(EXERCISE AIM): Below are the records; copy each line in them that holds the word "this".

Start

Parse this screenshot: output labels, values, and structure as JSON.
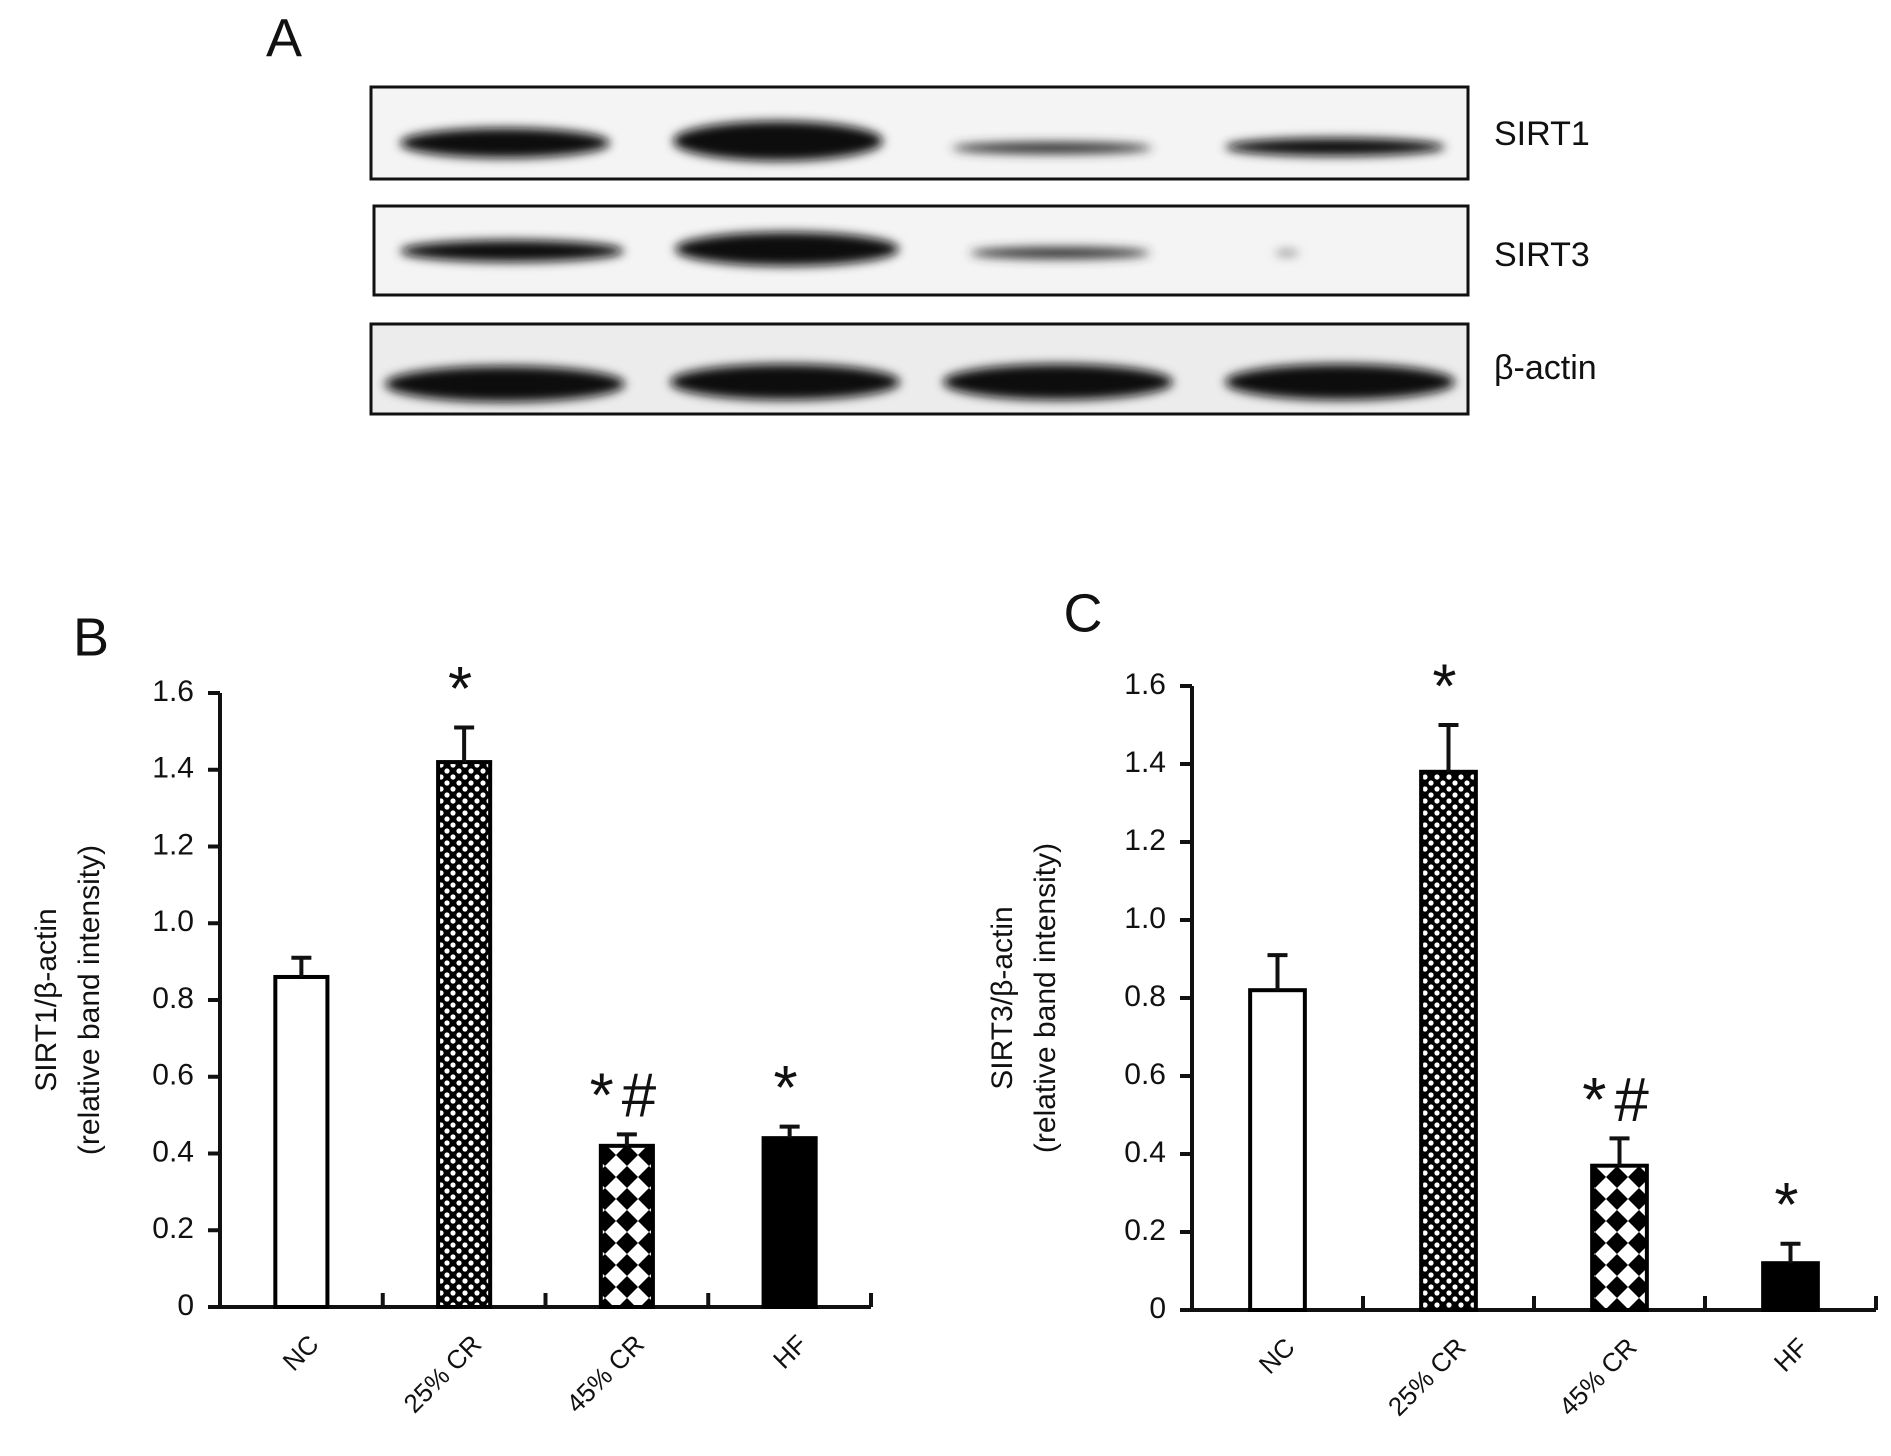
{
  "blot": {
    "panel": "A",
    "bands": [
      "SIRT1",
      "SIRT3",
      "β-actin"
    ]
  },
  "chart_data": [
    {
      "type": "bar",
      "panel": "B",
      "ylabel": [
        "SIRT1/β-actin",
        "(relative band intensity)"
      ],
      "categories": [
        "NC",
        "25% CR",
        "45% CR",
        "HF"
      ],
      "values": [
        0.86,
        1.42,
        0.42,
        0.44
      ],
      "errors": [
        0.05,
        0.09,
        0.03,
        0.03
      ],
      "annotations": [
        null,
        "*",
        "*#",
        "*"
      ],
      "patterns": [
        "none",
        "dots",
        "diamonds",
        "solid"
      ],
      "color": "#000000",
      "ylim": [
        0,
        1.6
      ],
      "yticks": [
        0,
        0.2,
        0.4,
        0.6,
        0.8,
        {
          "value": 1,
          "label": "1.0"
        },
        1.2,
        1.4,
        1.6
      ]
    },
    {
      "type": "bar",
      "panel": "C",
      "ylabel": [
        "SIRT3/β-actin",
        "(relative band intensity)"
      ],
      "categories": [
        "NC",
        "25% CR",
        "45% CR",
        "HF"
      ],
      "values": [
        0.82,
        1.38,
        0.37,
        0.12
      ],
      "errors": [
        0.09,
        0.12,
        0.07,
        0.05
      ],
      "annotations": [
        null,
        "*",
        "*#",
        "*"
      ],
      "patterns": [
        "none",
        "dots",
        "diamonds",
        "solid"
      ],
      "color": "#000000",
      "ylim": [
        0,
        1.6
      ],
      "yticks": [
        0,
        0.2,
        0.4,
        0.6,
        0.8,
        {
          "value": 1,
          "label": "1.0"
        },
        1.2,
        1.4,
        1.6
      ]
    }
  ]
}
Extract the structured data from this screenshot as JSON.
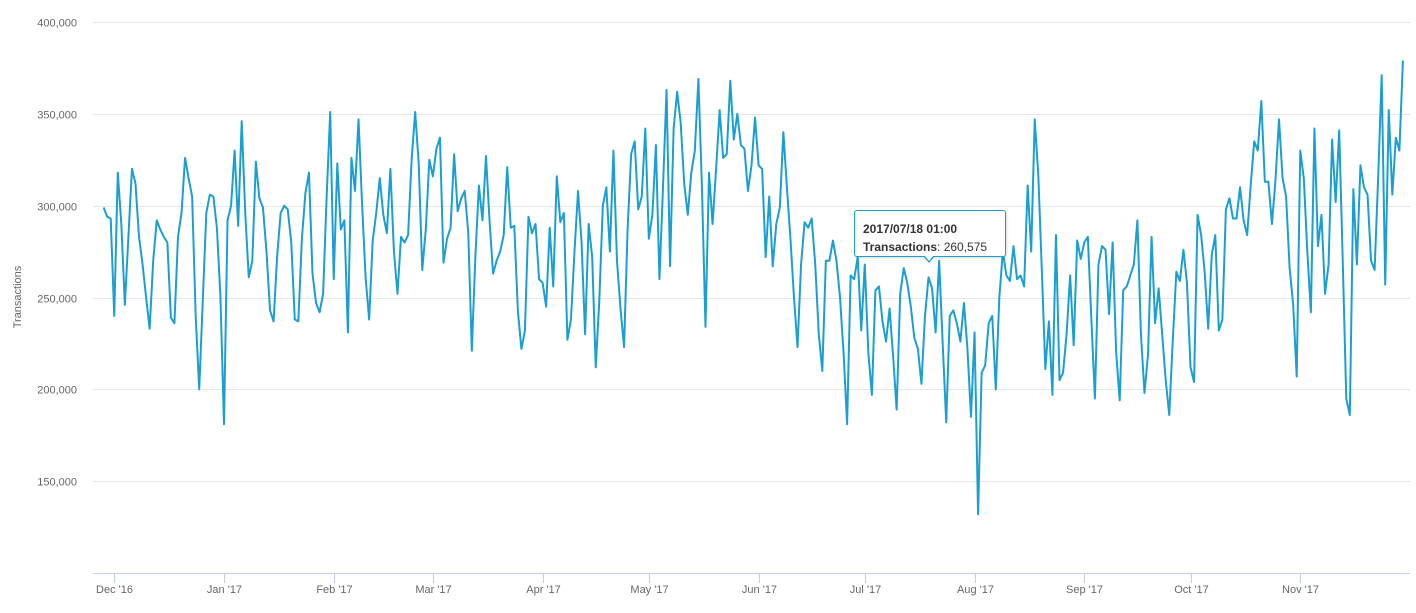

End

(SOLVED PROBLEM):
Parse this screenshot: output labels, values, and structure as JSON.
Extract the structured data from this screenshot as JSON.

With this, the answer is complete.